§ TASK DETAILS
Using the material below, work out how many lines contain the word "this". Reply with the number and nothing more.

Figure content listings
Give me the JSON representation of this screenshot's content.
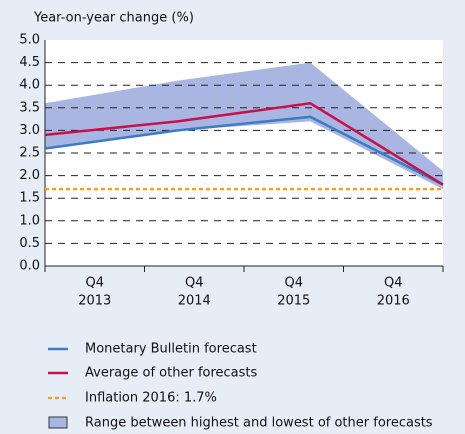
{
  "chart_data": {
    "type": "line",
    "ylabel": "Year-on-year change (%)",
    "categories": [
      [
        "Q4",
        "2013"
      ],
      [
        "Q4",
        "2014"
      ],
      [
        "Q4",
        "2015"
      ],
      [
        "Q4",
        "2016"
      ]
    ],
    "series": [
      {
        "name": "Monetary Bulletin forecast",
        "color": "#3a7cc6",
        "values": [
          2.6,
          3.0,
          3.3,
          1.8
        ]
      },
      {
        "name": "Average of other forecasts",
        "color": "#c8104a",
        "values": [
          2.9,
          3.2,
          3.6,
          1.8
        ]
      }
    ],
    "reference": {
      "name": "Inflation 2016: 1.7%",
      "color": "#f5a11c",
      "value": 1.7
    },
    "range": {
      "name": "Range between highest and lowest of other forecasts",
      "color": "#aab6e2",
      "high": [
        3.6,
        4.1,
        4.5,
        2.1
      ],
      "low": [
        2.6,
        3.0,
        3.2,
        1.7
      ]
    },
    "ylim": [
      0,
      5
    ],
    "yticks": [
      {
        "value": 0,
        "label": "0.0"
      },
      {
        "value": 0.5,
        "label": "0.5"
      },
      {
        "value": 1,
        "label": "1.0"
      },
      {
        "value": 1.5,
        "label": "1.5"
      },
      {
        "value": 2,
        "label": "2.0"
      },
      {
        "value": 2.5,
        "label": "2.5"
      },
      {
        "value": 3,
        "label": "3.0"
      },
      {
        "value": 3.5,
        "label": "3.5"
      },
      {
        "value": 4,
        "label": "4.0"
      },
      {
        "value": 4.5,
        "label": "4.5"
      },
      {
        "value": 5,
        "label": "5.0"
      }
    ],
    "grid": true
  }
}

...

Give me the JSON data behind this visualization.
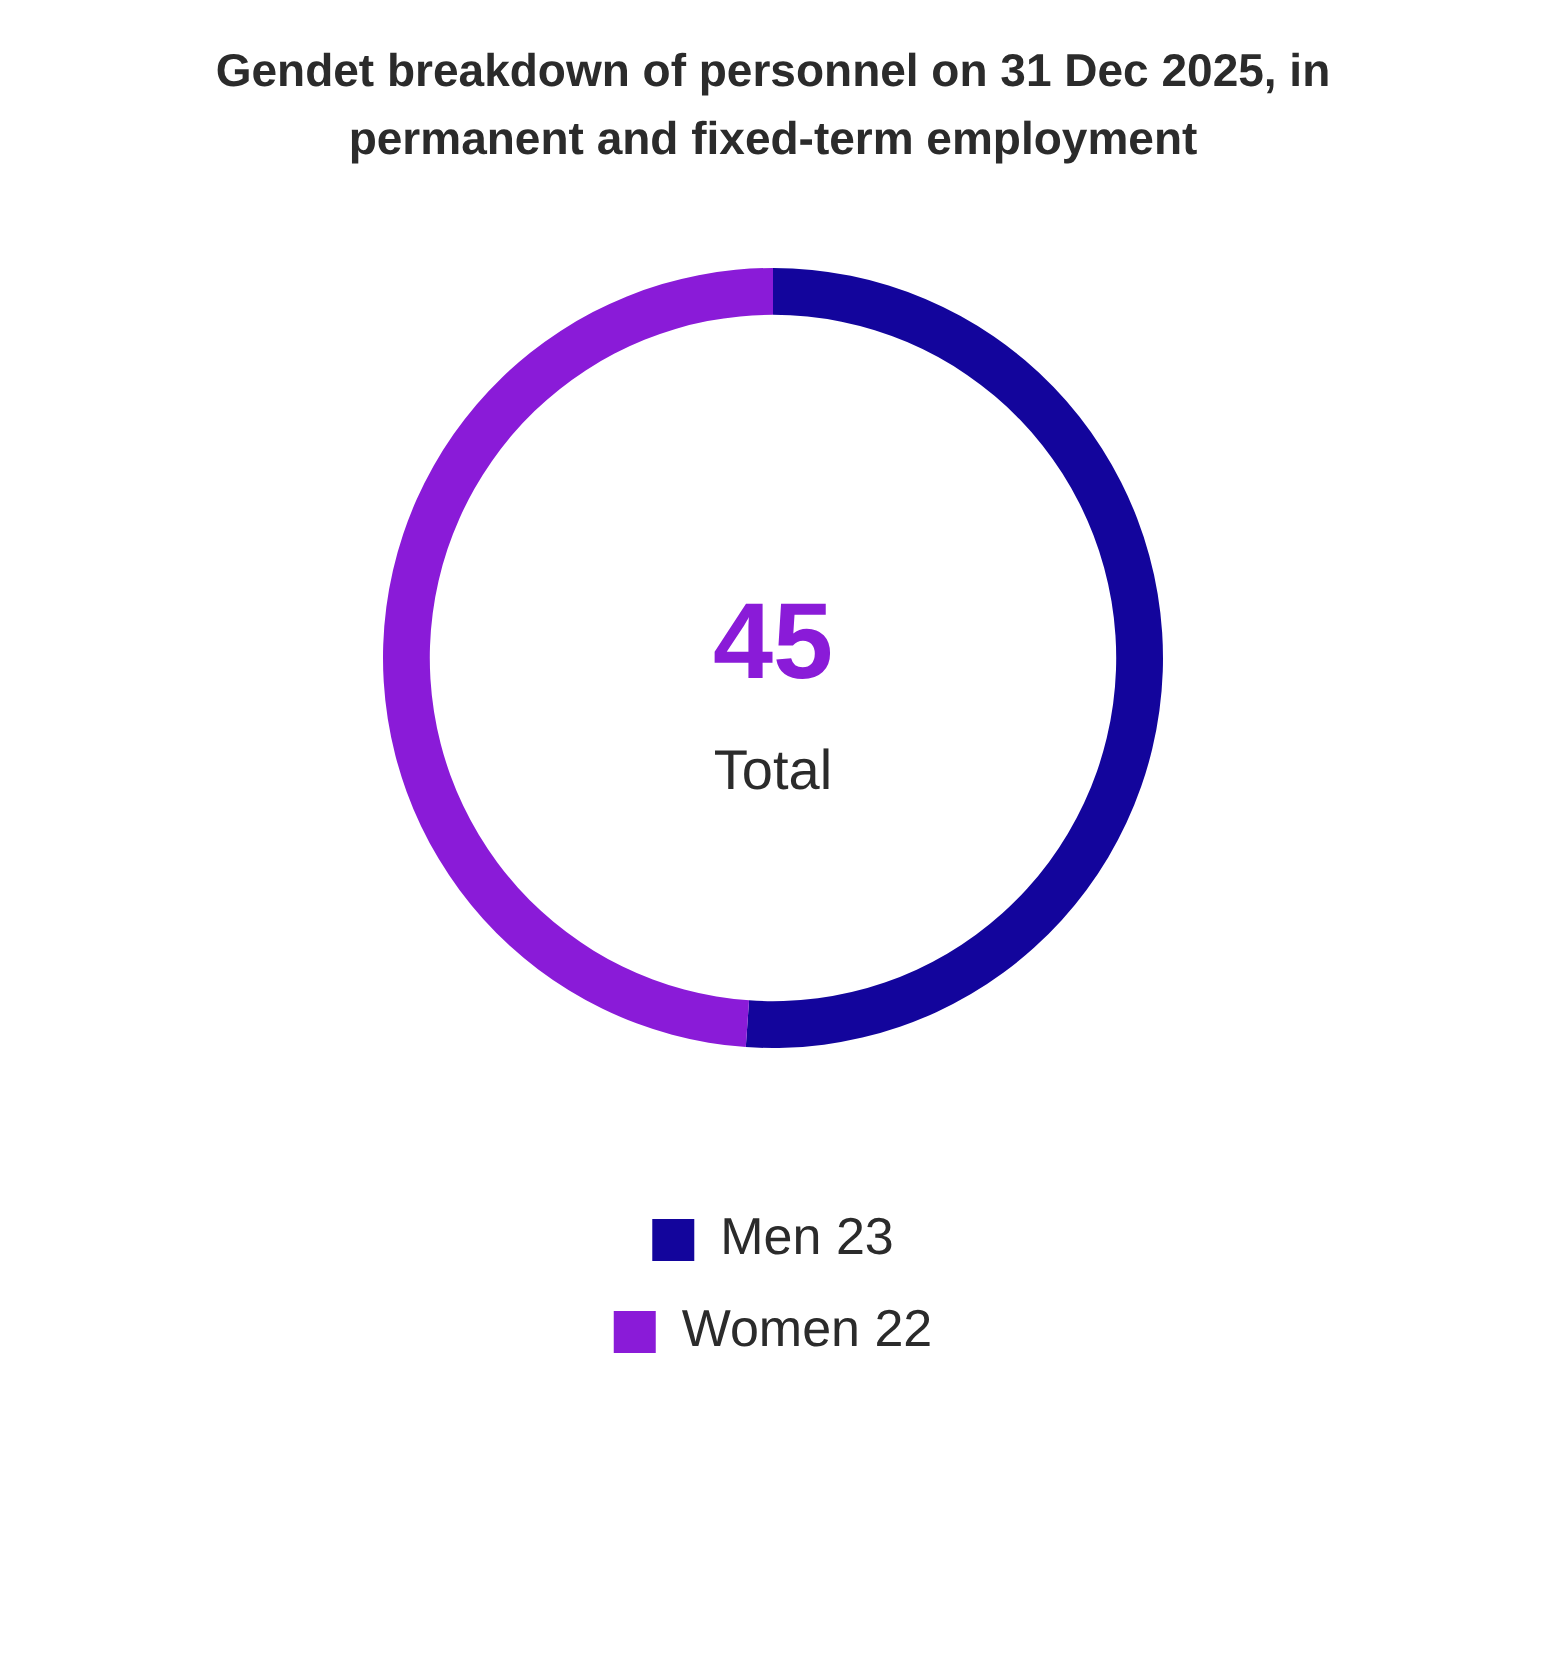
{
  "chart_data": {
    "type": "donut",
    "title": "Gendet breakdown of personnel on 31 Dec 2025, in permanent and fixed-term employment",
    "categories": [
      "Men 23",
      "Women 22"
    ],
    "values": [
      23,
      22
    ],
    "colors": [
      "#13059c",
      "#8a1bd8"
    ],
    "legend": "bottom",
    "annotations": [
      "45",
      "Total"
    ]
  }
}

§ TASK SOLUTION
2